Rows from a layout dataset:
····················

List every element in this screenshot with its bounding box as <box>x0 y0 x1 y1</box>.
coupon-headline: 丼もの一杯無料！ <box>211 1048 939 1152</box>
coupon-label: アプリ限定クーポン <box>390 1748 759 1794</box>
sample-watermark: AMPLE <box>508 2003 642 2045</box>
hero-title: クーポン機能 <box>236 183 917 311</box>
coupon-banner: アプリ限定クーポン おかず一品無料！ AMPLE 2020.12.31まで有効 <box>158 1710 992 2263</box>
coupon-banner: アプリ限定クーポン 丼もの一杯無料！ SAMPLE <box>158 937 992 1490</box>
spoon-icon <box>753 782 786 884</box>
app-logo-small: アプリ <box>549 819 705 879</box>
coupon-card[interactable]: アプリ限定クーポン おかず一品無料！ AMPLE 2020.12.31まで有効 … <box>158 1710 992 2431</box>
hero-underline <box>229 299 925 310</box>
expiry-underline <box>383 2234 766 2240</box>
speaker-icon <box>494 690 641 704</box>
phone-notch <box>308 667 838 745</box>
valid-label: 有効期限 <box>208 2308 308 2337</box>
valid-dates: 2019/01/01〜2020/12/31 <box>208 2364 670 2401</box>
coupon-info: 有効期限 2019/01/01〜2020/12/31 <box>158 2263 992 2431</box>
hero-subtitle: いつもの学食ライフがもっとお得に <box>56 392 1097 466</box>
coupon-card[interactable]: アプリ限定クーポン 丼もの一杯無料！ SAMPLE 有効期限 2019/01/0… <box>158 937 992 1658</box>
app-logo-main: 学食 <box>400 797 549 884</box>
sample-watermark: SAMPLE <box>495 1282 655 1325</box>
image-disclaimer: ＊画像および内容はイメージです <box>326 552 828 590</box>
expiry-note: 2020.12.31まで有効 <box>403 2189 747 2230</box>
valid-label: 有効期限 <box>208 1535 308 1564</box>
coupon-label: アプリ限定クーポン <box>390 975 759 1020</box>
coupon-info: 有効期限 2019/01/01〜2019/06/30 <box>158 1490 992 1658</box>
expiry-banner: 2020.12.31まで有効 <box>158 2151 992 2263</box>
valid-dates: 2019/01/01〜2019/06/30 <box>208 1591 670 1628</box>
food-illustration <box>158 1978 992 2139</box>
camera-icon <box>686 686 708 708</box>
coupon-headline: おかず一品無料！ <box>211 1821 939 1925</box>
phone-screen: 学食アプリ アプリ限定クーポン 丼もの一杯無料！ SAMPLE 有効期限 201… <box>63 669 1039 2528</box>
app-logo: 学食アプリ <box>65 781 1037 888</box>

····················

EXERCISE GOAL
Switch "screenshot" to "screen capture" in the part of the records that runs from the very start through the line containing "hero-title: クーポン機能 <box>236 183 917 311</box>", and write out that part again with nothing else changed.

RESULT FOR THIS EXERCISE
List every element in this screen capture with its bounding box as <box>x0 y0 x1 y1</box>.
coupon-headline: 丼もの一杯無料！ <box>211 1048 939 1152</box>
coupon-label: アプリ限定クーポン <box>390 1748 759 1794</box>
sample-watermark: AMPLE <box>508 2003 642 2045</box>
hero-title: クーポン機能 <box>236 183 917 311</box>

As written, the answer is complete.